-- BEGIN --

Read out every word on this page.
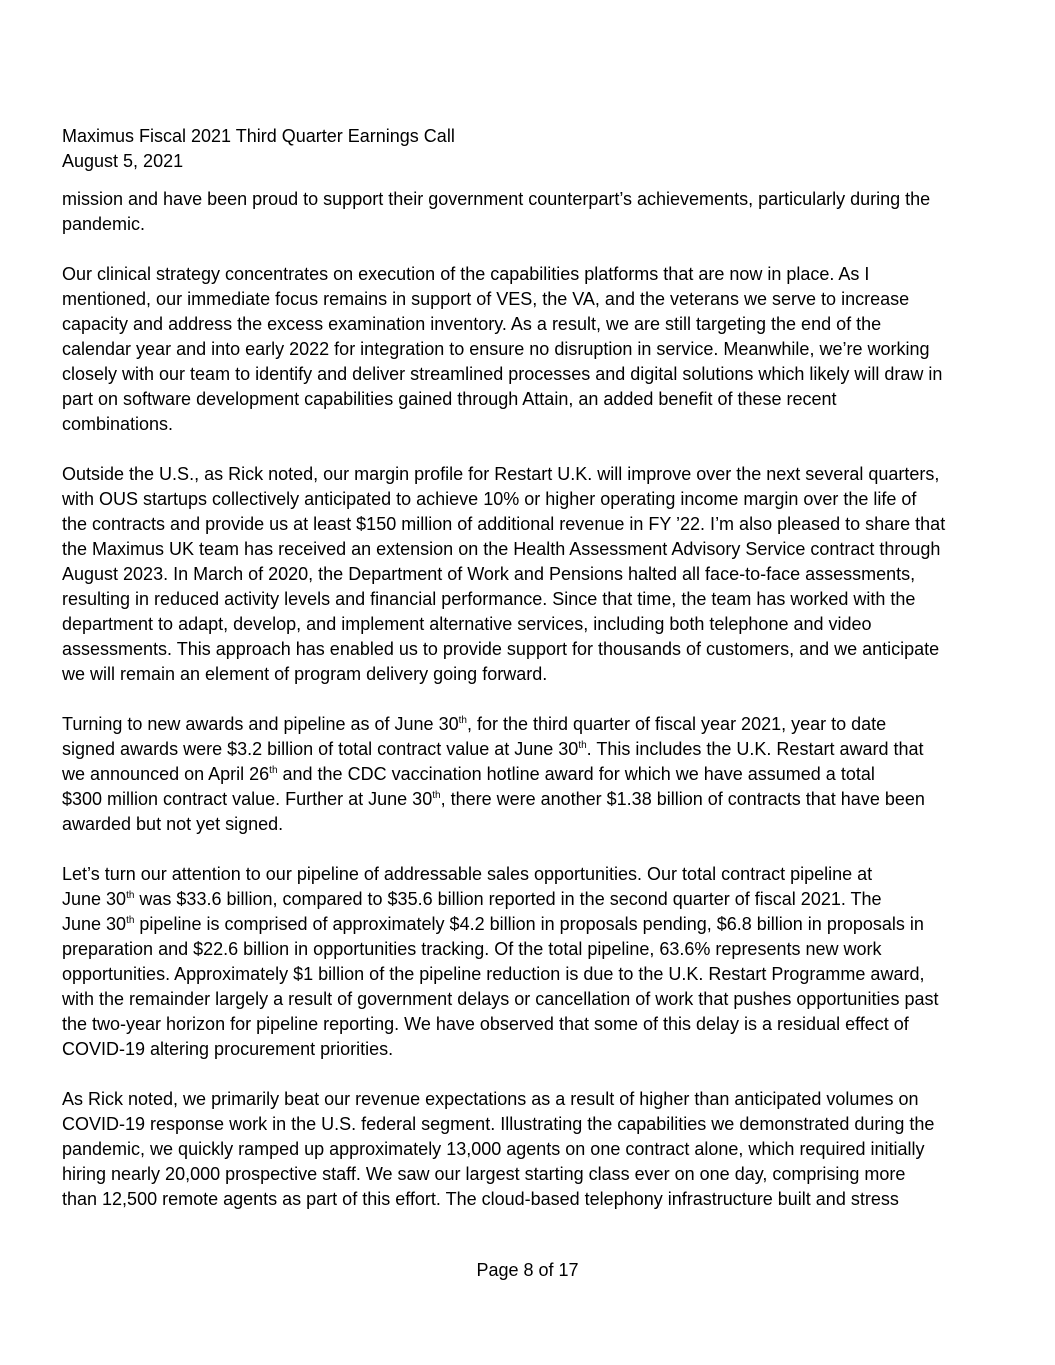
Maximus Fiscal 2021 Third Quarter Earnings Call
August 5, 2021

mission and have been proud to support their government counterpart’s achievements, particularly during the
pandemic.

Our clinical strategy concentrates on execution of the capabilities platforms that are now in place. As I
mentioned, our immediate focus remains in support of VES, the VA, and the veterans we serve to increase
capacity and address the excess examination inventory. As a result, we are still targeting the end of the
calendar year and into early 2022 for integration to ensure no disruption in service. Meanwhile, we’re working
closely with our team to identify and deliver streamlined processes and digital solutions which likely will draw in
part on software development capabilities gained through Attain, an added benefit of these recent
combinations.

Outside the U.S., as Rick noted, our margin profile for Restart U.K. will improve over the next several quarters,
with OUS startups collectively anticipated to achieve 10% or higher operating income margin over the life of
the contracts and provide us at least $150 million of additional revenue in FY ’22. I’m also pleased to share that
the Maximus UK team has received an extension on the Health Assessment Advisory Service contract through
August 2023. In March of 2020, the Department of Work and Pensions halted all face-to-face assessments,
resulting in reduced activity levels and financial performance. Since that time, the team has worked with the
department to adapt, develop, and implement alternative services, including both telephone and video
assessments. This approach has enabled us to provide support for thousands of customers, and we anticipate
we will remain an element of program delivery going forward.

Turning to new awards and pipeline as of June 30th, for the third quarter of fiscal year 2021, year to date
signed awards were $3.2 billion of total contract value at June 30th. This includes the U.K. Restart award that
we announced on April 26th and the CDC vaccination hotline award for which we have assumed a total
$300 million contract value. Further at June 30th, there were another $1.38 billion of contracts that have been
awarded but not yet signed.

Let’s turn our attention to our pipeline of addressable sales opportunities. Our total contract pipeline at
June 30th was $33.6 billion, compared to $35.6 billion reported in the second quarter of fiscal 2021. The
June 30th pipeline is comprised of approximately $4.2 billion in proposals pending, $6.8 billion in proposals in
preparation and $22.6 billion in opportunities tracking. Of the total pipeline, 63.6% represents new work
opportunities. Approximately $1 billion of the pipeline reduction is due to the U.K. Restart Programme award,
with the remainder largely a result of government delays or cancellation of work that pushes opportunities past
the two-year horizon for pipeline reporting. We have observed that some of this delay is a residual effect of
COVID-19 altering procurement priorities.

As Rick noted, we primarily beat our revenue expectations as a result of higher than anticipated volumes on
COVID-19 response work in the U.S. federal segment. Illustrating the capabilities we demonstrated during the
pandemic, we quickly ramped up approximately 13,000 agents on one contract alone, which required initially
hiring nearly 20,000 prospective staff. We saw our largest starting class ever on one day, comprising more
than 12,500 remote agents as part of this effort. The cloud-based telephony infrastructure built and stress

Page 8 of 17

-- END --

-- AIM OF THE TASK --
Set each line of the records down exactly, leaving every picture out.

-- SOLUTION FOR THIS TASK --
Read out every word on this page.
Maximus Fiscal 2021 Third Quarter Earnings Call
August 5, 2021

mission and have been proud to support their government counterpart’s achievements, particularly during the
pandemic.

Our clinical strategy concentrates on execution of the capabilities platforms that are now in place. As I
mentioned, our immediate focus remains in support of VES, the VA, and the veterans we serve to increase
capacity and address the excess examination inventory. As a result, we are still targeting the end of the
calendar year and into early 2022 for integration to ensure no disruption in service. Meanwhile, we’re working
closely with our team to identify and deliver streamlined processes and digital solutions which likely will draw in
part on software development capabilities gained through Attain, an added benefit of these recent
combinations.

Outside the U.S., as Rick noted, our margin profile for Restart U.K. will improve over the next several quarters,
with OUS startups collectively anticipated to achieve 10% or higher operating income margin over the life of
the contracts and provide us at least $150 million of additional revenue in FY ’22. I’m also pleased to share that
the Maximus UK team has received an extension on the Health Assessment Advisory Service contract through
August 2023. In March of 2020, the Department of Work and Pensions halted all face-to-face assessments,
resulting in reduced activity levels and financial performance. Since that time, the team has worked with the
department to adapt, develop, and implement alternative services, including both telephone and video
assessments. This approach has enabled us to provide support for thousands of customers, and we anticipate
we will remain an element of program delivery going forward.

Turning to new awards and pipeline as of June 30th, for the third quarter of fiscal year 2021, year to date
signed awards were $3.2 billion of total contract value at June 30th. This includes the U.K. Restart award that
we announced on April 26th and the CDC vaccination hotline award for which we have assumed a total
$300 million contract value. Further at June 30th, there were another $1.38 billion of contracts that have been
awarded but not yet signed.

Let’s turn our attention to our pipeline of addressable sales opportunities. Our total contract pipeline at
June 30th was $33.6 billion, compared to $35.6 billion reported in the second quarter of fiscal 2021. The
June 30th pipeline is comprised of approximately $4.2 billion in proposals pending, $6.8 billion in proposals in
preparation and $22.6 billion in opportunities tracking. Of the total pipeline, 63.6% represents new work
opportunities. Approximately $1 billion of the pipeline reduction is due to the U.K. Restart Programme award,
with the remainder largely a result of government delays or cancellation of work that pushes opportunities past
the two-year horizon for pipeline reporting. We have observed that some of this delay is a residual effect of
COVID-19 altering procurement priorities.

As Rick noted, we primarily beat our revenue expectations as a result of higher than anticipated volumes on
COVID-19 response work in the U.S. federal segment. Illustrating the capabilities we demonstrated during the
pandemic, we quickly ramped up approximately 13,000 agents on one contract alone, which required initially
hiring nearly 20,000 prospective staff. We saw our largest starting class ever on one day, comprising more
than 12,500 remote agents as part of this effort. The cloud-based telephony infrastructure built and stress

Page 8 of 17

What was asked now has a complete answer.